* **Work to complete**
Images must not appear in your copy; reproduce every other part of the records exactly.

── Materials provided ──

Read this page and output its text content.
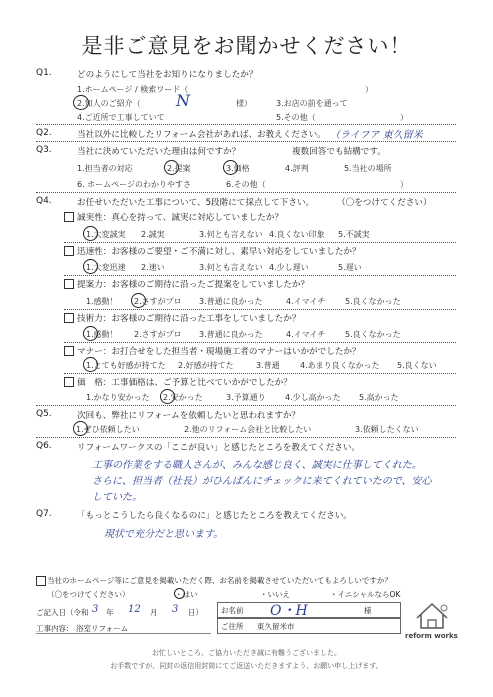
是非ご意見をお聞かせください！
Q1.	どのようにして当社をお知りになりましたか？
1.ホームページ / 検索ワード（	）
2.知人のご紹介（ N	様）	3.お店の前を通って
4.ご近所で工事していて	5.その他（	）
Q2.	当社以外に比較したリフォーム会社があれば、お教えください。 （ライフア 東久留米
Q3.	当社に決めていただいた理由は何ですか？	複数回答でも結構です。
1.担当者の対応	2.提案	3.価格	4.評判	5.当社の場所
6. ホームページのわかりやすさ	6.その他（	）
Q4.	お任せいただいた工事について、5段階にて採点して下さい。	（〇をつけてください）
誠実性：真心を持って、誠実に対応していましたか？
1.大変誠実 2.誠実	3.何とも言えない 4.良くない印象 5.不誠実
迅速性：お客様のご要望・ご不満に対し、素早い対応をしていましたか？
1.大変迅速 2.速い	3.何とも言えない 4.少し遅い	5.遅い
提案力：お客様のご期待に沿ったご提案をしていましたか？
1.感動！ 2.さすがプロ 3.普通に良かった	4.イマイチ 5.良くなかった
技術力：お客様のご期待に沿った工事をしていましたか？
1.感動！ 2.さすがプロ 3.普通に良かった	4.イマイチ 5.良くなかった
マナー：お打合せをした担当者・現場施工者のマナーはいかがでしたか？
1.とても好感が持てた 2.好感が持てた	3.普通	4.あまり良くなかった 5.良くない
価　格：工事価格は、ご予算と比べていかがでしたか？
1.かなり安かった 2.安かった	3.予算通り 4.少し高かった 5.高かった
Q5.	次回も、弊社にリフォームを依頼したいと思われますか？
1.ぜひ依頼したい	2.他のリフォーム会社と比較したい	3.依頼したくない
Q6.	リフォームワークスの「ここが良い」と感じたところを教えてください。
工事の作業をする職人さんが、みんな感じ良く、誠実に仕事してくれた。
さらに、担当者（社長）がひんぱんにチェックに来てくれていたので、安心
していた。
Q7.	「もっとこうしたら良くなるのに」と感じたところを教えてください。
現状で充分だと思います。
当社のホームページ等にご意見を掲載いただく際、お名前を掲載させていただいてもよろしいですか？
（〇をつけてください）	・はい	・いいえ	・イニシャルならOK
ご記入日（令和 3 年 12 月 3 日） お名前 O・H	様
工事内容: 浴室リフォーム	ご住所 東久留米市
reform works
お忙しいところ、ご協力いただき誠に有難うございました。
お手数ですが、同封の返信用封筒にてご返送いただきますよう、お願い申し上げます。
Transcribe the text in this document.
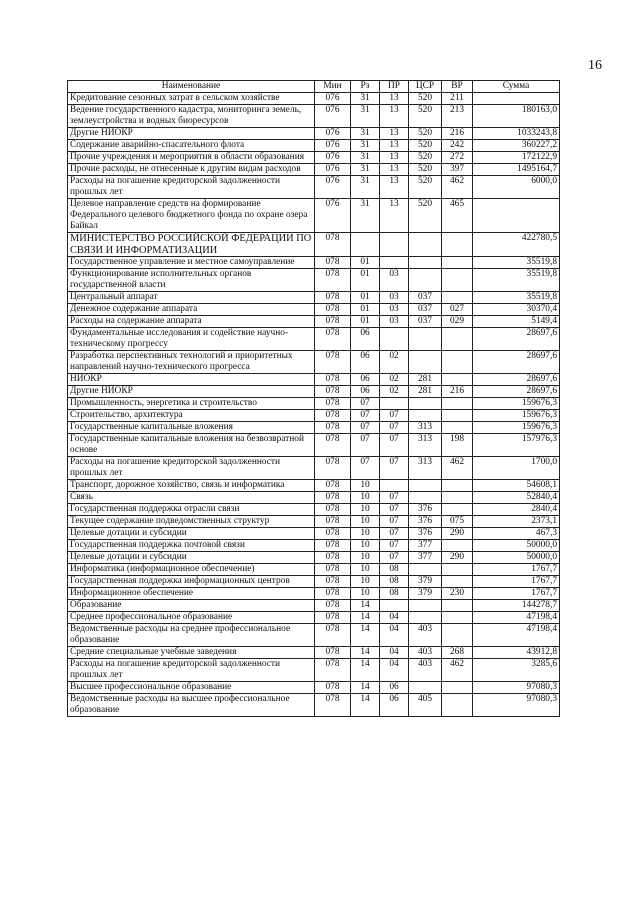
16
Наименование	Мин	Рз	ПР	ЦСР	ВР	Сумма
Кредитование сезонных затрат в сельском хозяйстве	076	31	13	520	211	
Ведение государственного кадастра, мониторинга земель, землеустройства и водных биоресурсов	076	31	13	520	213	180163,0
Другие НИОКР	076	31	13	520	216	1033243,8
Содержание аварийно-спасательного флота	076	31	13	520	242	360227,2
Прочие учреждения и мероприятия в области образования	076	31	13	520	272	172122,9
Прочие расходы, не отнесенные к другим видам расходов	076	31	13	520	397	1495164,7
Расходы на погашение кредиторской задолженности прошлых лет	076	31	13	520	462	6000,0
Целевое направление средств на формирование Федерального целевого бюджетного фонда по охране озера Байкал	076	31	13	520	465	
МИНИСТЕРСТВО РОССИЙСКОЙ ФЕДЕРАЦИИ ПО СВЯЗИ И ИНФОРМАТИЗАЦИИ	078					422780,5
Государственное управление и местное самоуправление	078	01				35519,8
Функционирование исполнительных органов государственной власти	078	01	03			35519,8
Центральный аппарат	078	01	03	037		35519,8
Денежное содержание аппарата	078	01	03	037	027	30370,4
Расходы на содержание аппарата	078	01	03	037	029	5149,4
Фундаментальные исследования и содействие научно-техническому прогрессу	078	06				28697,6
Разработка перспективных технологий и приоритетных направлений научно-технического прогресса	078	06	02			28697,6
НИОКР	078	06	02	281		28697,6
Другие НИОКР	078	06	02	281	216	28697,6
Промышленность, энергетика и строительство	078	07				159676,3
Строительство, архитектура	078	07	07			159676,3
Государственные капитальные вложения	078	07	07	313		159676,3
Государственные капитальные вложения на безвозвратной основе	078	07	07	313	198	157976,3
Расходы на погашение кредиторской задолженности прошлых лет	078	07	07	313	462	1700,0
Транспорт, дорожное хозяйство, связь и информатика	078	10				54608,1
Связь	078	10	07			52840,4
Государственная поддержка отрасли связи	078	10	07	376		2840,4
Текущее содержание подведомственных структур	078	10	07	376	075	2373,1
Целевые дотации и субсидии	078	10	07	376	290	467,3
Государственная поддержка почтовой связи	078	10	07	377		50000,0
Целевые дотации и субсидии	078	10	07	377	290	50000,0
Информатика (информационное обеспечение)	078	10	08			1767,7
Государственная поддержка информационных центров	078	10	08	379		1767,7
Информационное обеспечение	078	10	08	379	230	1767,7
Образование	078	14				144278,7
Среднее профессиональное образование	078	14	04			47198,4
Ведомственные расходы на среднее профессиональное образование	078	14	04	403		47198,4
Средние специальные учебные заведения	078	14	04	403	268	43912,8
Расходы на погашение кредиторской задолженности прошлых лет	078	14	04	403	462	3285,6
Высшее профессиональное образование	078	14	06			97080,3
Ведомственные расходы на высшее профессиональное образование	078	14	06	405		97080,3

───

* **Result of this task**
Read this page and output its text content.
是非ご意見をお聞かせください！
Q1.	どのようにして当社をお知りになりましたか？
1.ホームページ / 検索ワード（	）
2.知人のご紹介（ N	様）	3.お店の前を通って
4.ご近所で工事していて	5.その他（	）
Q2.	当社以外に比較したリフォーム会社があれば、お教えください。 （ライフア 東久留米
Q3.	当社に決めていただいた理由は何ですか？	複数回答でも結構です。
1.担当者の対応	2.提案	3.価格	4.評判	5.当社の場所
6. ホームページのわかりやすさ	6.その他（	）
Q4.	お任せいただいた工事について、5段階にて採点して下さい。	（〇をつけてください）
誠実性：真心を持って、誠実に対応していましたか？
1.大変誠実 2.誠実	3.何とも言えない 4.良くない印象 5.不誠実
迅速性：お客様のご要望・ご不満に対し、素早い対応をしていましたか？
1.大変迅速 2.速い	3.何とも言えない 4.少し遅い	5.遅い
提案力：お客様のご期待に沿ったご提案をしていましたか？
1.感動！ 2.さすがプロ 3.普通に良かった	4.イマイチ 5.良くなかった
技術力：お客様のご期待に沿った工事をしていましたか？
1.感動！ 2.さすがプロ 3.普通に良かった	4.イマイチ 5.良くなかった
マナー：お打合せをした担当者・現場施工者のマナーはいかがでしたか？
1.とても好感が持てた 2.好感が持てた	3.普通	4.あまり良くなかった 5.良くない
価　格：工事価格は、ご予算と比べていかがでしたか？
1.かなり安かった 2.安かった	3.予算通り 4.少し高かった 5.高かった
Q5.	次回も、弊社にリフォームを依頼したいと思われますか？
1.ぜひ依頼したい	2.他のリフォーム会社と比較したい	3.依頼したくない
Q6.	リフォームワークスの「ここが良い」と感じたところを教えてください。
工事の作業をする職人さんが、みんな感じ良く、誠実に仕事してくれた。
さらに、担当者（社長）がひんぱんにチェックに来てくれていたので、安心
していた。
Q7.	「もっとこうしたら良くなるのに」と感じたところを教えてください。
現状で充分だと思います。
当社のホームページ等にご意見を掲載いただく際、お名前を掲載させていただいてもよろしいですか？
（〇をつけてください）	・はい	・いいえ	・イニシャルならOK
ご記入日（令和 3 年 12 月 3 日） お名前 O・H	様
工事内容: 浴室リフォーム	ご住所 東久留米市
reform works
お忙しいところ、ご協力いただき誠に有難うございました。
お手数ですが、同封の返信用封筒にてご返送いただきますよう、お願い申し上げます。
Transcribe the text in this document.
16
Наименование	Мин	Рз	ПР	ЦСР	ВР	Сумма
Кредитование сезонных затрат в сельском хозяйстве	076	31	13	520	211	
Ведение государственного кадастра, мониторинга земель, землеустройства и водных биоресурсов	076	31	13	520	213	180163,0
Другие НИОКР	076	31	13	520	216	1033243,8
Содержание аварийно-спасательного флота	076	31	13	520	242	360227,2
Прочие учреждения и мероприятия в области образования	076	31	13	520	272	172122,9
Прочие расходы, не отнесенные к другим видам расходов	076	31	13	520	397	1495164,7
Расходы на погашение кредиторской задолженности прошлых лет	076	31	13	520	462	6000,0
Целевое направление средств на формирование Федерального целевого бюджетного фонда по охране озера Байкал	076	31	13	520	465	
МИНИСТЕРСТВО РОССИЙСКОЙ ФЕДЕРАЦИИ ПО СВЯЗИ И ИНФОРМАТИЗАЦИИ	078					422780,5
Государственное управление и местное самоуправление	078	01				35519,8
Функционирование исполнительных органов государственной власти	078	01	03			35519,8
Центральный аппарат	078	01	03	037		35519,8
Денежное содержание аппарата	078	01	03	037	027	30370,4
Расходы на содержание аппарата	078	01	03	037	029	5149,4
Фундаментальные исследования и содействие научно-техническому прогрессу	078	06				28697,6
Разработка перспективных технологий и приоритетных направлений научно-технического прогресса	078	06	02			28697,6
НИОКР	078	06	02	281		28697,6
Другие НИОКР	078	06	02	281	216	28697,6
Промышленность, энергетика и строительство	078	07				159676,3
Строительство, архитектура	078	07	07			159676,3
Государственные капитальные вложения	078	07	07	313		159676,3
Государственные капитальные вложения на безвозвратной основе	078	07	07	313	198	157976,3
Расходы на погашение кредиторской задолженности прошлых лет	078	07	07	313	462	1700,0
Транспорт, дорожное хозяйство, связь и информатика	078	10				54608,1
Связь	078	10	07			52840,4
Государственная поддержка отрасли связи	078	10	07	376		2840,4
Текущее содержание подведомственных структур	078	10	07	376	075	2373,1
Целевые дотации и субсидии	078	10	07	376	290	467,3
Государственная поддержка почтовой связи	078	10	07	377		50000,0
Целевые дотации и субсидии	078	10	07	377	290	50000,0
Информатика (информационное обеспечение)	078	10	08			1767,7
Государственная поддержка информационных центров	078	10	08	379		1767,7
Информационное обеспечение	078	10	08	379	230	1767,7
Образование	078	14				144278,7
Среднее профессиональное образование	078	14	04			47198,4
Ведомственные расходы на среднее профессиональное образование	078	14	04	403		47198,4
Средние специальные учебные заведения	078	14	04	403	268	43912,8
Расходы на погашение кредиторской задолженности прошлых лет	078	14	04	403	462	3285,6
Высшее профессиональное образование	078	14	06			97080,3
Ведомственные расходы на высшее профессиональное образование	078	14	06	405		97080,3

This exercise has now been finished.